-- Start Supplied material --
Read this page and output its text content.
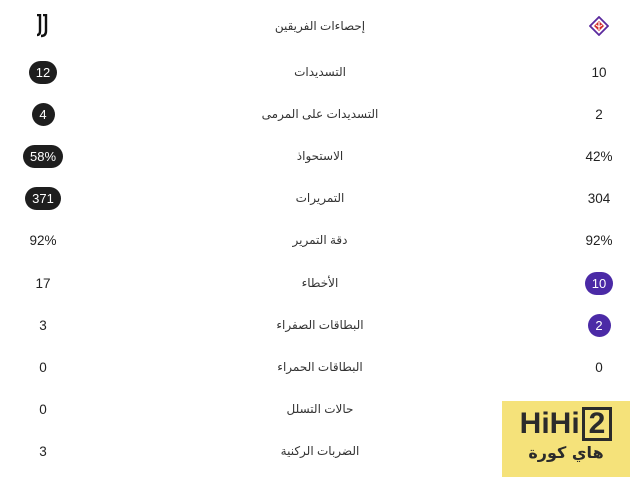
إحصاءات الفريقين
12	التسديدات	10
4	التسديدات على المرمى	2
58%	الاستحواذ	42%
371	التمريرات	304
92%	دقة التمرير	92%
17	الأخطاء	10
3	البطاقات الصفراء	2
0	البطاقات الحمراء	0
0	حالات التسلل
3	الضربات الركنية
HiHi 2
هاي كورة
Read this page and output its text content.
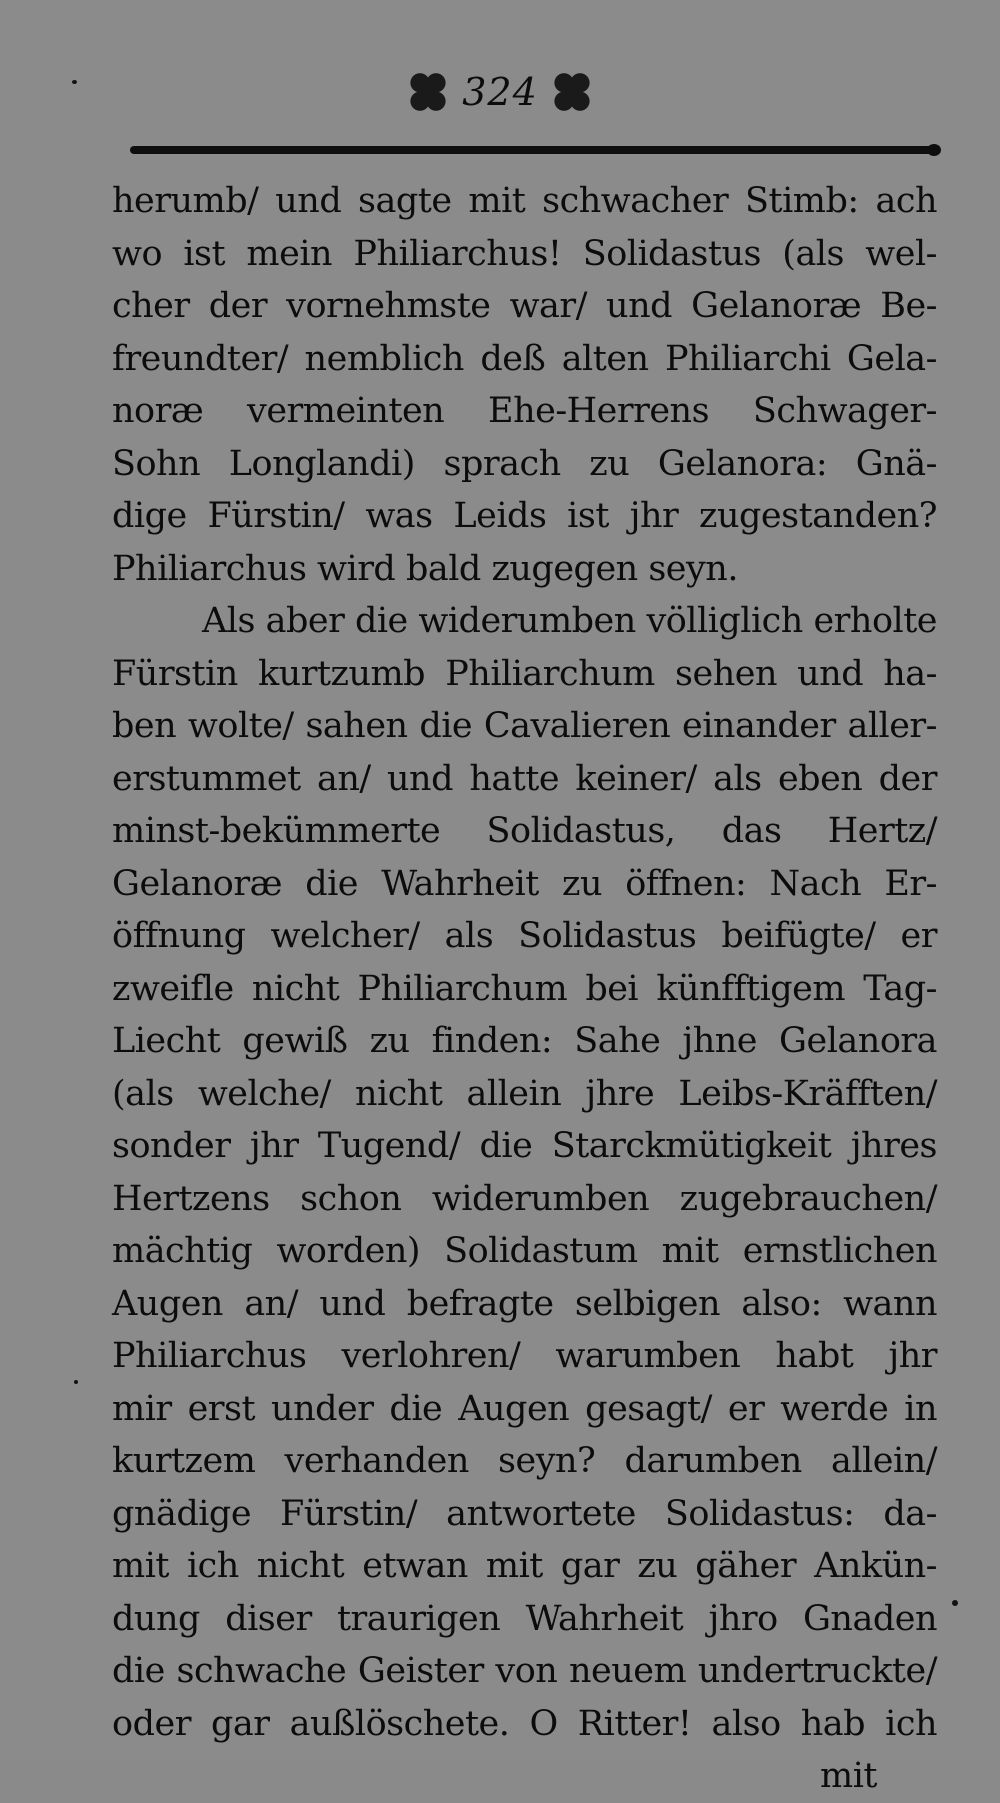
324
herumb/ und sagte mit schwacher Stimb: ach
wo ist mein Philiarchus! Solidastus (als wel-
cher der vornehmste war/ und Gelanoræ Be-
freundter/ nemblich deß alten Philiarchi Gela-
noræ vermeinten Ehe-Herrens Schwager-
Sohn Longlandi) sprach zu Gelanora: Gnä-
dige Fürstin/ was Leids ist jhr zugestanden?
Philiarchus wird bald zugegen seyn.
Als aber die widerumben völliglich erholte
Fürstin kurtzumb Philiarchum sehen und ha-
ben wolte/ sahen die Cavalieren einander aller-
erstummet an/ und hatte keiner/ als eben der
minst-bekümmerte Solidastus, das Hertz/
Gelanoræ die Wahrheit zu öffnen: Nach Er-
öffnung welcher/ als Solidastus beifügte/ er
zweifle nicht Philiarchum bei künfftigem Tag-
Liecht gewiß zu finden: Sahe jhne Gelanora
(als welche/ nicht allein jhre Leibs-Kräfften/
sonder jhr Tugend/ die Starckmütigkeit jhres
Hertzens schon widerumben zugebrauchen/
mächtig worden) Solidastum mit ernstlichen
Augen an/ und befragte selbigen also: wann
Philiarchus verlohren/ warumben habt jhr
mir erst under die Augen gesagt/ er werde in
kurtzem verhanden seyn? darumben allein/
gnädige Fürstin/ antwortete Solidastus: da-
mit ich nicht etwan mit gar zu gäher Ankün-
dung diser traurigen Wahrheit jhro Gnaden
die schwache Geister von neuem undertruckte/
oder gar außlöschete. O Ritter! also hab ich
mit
-- End Supplied material --
-- Start Supplied material --
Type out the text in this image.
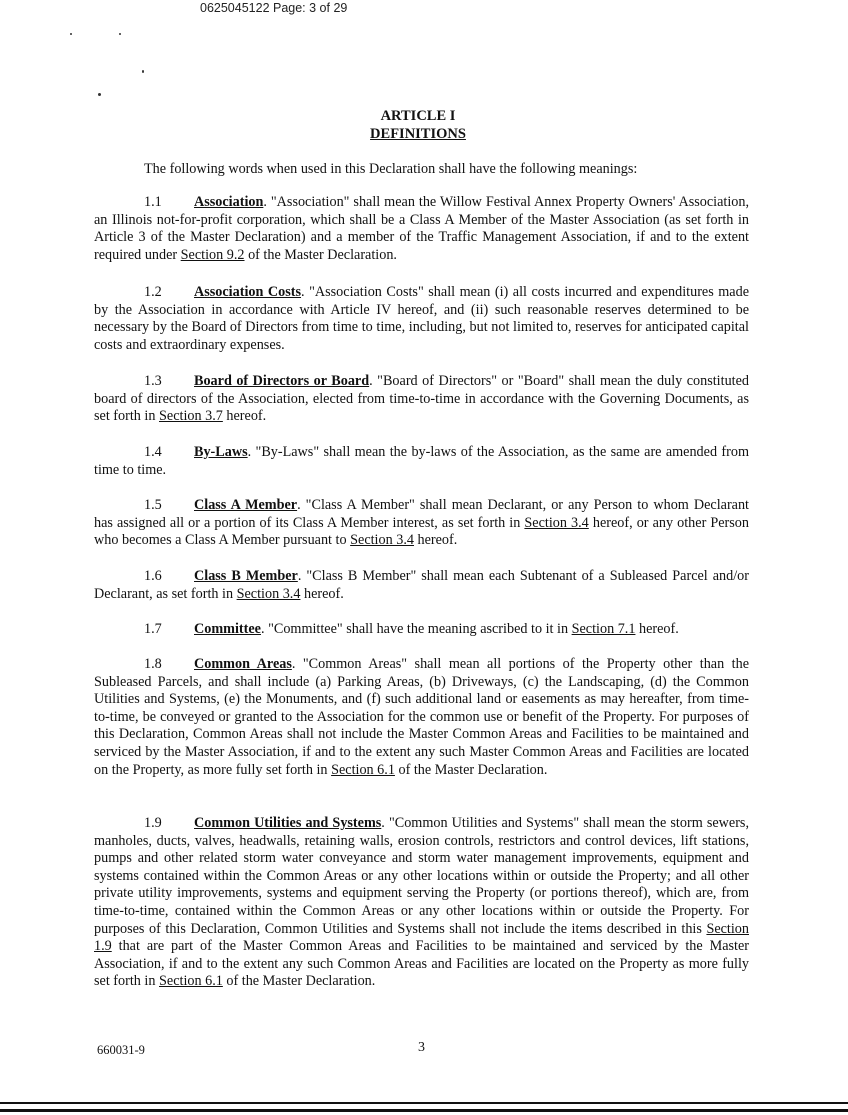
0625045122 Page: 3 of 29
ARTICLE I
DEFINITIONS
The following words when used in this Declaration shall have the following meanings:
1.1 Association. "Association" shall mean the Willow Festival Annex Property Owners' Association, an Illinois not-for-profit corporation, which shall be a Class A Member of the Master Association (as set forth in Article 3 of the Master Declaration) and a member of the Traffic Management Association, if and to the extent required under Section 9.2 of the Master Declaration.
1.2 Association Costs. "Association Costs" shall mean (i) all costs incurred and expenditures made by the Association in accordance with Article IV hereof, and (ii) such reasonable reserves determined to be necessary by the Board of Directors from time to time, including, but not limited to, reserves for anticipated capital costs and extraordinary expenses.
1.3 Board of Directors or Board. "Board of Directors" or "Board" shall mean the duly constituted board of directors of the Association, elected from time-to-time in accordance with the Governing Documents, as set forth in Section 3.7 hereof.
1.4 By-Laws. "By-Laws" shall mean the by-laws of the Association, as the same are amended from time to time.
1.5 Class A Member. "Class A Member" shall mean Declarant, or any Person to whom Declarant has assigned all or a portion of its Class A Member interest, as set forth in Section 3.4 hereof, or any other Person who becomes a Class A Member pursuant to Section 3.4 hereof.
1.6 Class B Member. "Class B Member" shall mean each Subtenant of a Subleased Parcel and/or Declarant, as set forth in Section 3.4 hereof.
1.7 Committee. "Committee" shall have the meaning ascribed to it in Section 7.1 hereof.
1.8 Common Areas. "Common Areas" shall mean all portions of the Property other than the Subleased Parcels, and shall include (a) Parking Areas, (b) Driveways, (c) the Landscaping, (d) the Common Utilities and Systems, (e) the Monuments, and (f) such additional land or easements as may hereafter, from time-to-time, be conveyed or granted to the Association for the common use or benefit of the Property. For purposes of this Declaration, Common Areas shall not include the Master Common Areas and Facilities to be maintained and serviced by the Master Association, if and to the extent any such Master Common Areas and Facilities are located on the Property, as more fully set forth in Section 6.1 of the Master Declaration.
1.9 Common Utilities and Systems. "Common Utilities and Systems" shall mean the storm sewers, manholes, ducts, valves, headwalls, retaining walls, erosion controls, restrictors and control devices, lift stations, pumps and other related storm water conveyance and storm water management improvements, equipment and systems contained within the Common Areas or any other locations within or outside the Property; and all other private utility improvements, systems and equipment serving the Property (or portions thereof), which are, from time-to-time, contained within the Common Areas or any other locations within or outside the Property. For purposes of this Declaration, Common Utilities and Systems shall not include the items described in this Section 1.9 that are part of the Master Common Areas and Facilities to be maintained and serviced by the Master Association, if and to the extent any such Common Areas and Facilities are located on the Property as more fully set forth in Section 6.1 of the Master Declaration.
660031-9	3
-- End Supplied material --
What needs to be done ▸ Copy each line containing the word "Augen" from the data.

Expected output ▸
Augen an/ und befragte selbigen also: wann
mir erst under die Augen gesagt/ er werde in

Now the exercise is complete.